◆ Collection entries
>>>>>

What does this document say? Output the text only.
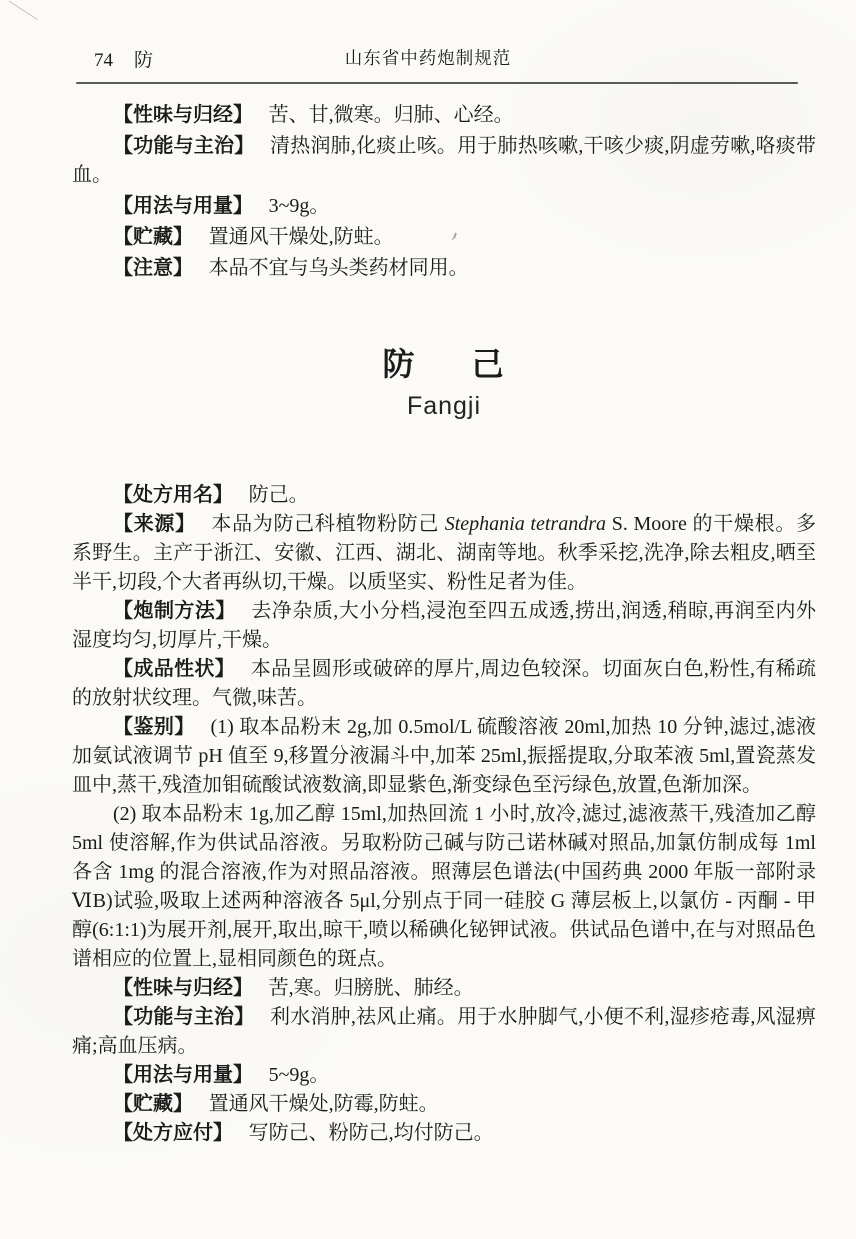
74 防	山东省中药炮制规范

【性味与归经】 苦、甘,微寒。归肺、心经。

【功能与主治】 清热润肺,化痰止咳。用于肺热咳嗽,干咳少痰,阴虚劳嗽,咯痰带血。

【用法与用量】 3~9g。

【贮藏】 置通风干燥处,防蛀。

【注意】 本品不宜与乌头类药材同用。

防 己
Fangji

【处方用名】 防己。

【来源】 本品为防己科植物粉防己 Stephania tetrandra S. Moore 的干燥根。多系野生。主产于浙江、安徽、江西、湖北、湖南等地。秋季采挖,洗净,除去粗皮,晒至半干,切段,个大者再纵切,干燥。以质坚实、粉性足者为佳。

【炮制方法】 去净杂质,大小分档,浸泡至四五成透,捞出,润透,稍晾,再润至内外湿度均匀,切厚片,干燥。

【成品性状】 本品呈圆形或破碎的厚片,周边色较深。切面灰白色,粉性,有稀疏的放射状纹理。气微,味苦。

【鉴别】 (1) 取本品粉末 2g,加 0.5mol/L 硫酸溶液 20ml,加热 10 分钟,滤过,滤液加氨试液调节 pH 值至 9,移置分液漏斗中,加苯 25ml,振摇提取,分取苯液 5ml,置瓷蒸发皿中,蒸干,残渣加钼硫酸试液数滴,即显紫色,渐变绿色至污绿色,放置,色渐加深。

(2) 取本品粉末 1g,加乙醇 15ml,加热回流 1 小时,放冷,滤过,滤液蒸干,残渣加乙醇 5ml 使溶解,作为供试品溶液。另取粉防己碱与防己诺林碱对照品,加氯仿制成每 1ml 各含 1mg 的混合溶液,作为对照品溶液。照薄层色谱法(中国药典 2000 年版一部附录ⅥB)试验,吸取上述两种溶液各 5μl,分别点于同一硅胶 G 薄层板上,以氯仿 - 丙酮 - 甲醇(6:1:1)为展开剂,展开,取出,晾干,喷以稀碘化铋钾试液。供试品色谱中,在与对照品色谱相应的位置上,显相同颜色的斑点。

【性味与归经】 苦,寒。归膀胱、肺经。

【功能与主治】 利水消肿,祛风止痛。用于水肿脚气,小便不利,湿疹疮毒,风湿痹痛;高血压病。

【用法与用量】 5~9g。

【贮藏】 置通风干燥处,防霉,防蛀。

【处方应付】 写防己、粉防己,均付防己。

<<<<<

◆ REQUIRED TASK
Using the material above, retype each entry exactly and omit the pictures.

◆ TASK OUTPUT
What does this document say? Output the text only.
74 防	山东省中药炮制规范

【性味与归经】 苦、甘,微寒。归肺、心经。

【功能与主治】 清热润肺,化痰止咳。用于肺热咳嗽,干咳少痰,阴虚劳嗽,咯痰带血。

【用法与用量】 3~9g。

【贮藏】 置通风干燥处,防蛀。

【注意】 本品不宜与乌头类药材同用。

防 己
Fangji

【处方用名】 防己。

【来源】 本品为防己科植物粉防己 Stephania tetrandra S. Moore 的干燥根。多系野生。主产于浙江、安徽、江西、湖北、湖南等地。秋季采挖,洗净,除去粗皮,晒至半干,切段,个大者再纵切,干燥。以质坚实、粉性足者为佳。

【炮制方法】 去净杂质,大小分档,浸泡至四五成透,捞出,润透,稍晾,再润至内外湿度均匀,切厚片,干燥。

【成品性状】 本品呈圆形或破碎的厚片,周边色较深。切面灰白色,粉性,有稀疏的放射状纹理。气微,味苦。

【鉴别】 (1) 取本品粉末 2g,加 0.5mol/L 硫酸溶液 20ml,加热 10 分钟,滤过,滤液加氨试液调节 pH 值至 9,移置分液漏斗中,加苯 25ml,振摇提取,分取苯液 5ml,置瓷蒸发皿中,蒸干,残渣加钼硫酸试液数滴,即显紫色,渐变绿色至污绿色,放置,色渐加深。

(2) 取本品粉末 1g,加乙醇 15ml,加热回流 1 小时,放冷,滤过,滤液蒸干,残渣加乙醇 5ml 使溶解,作为供试品溶液。另取粉防己碱与防己诺林碱对照品,加氯仿制成每 1ml 各含 1mg 的混合溶液,作为对照品溶液。照薄层色谱法(中国药典 2000 年版一部附录ⅥB)试验,吸取上述两种溶液各 5μl,分别点于同一硅胶 G 薄层板上,以氯仿 - 丙酮 - 甲醇(6:1:1)为展开剂,展开,取出,晾干,喷以稀碘化铋钾试液。供试品色谱中,在与对照品色谱相应的位置上,显相同颜色的斑点。

【性味与归经】 苦,寒。归膀胱、肺经。

【功能与主治】 利水消肿,祛风止痛。用于水肿脚气,小便不利,湿疹疮毒,风湿痹痛;高血压病。

【用法与用量】 5~9g。

【贮藏】 置通风干燥处,防霉,防蛀。

【处方应付】 写防己、粉防己,均付防己。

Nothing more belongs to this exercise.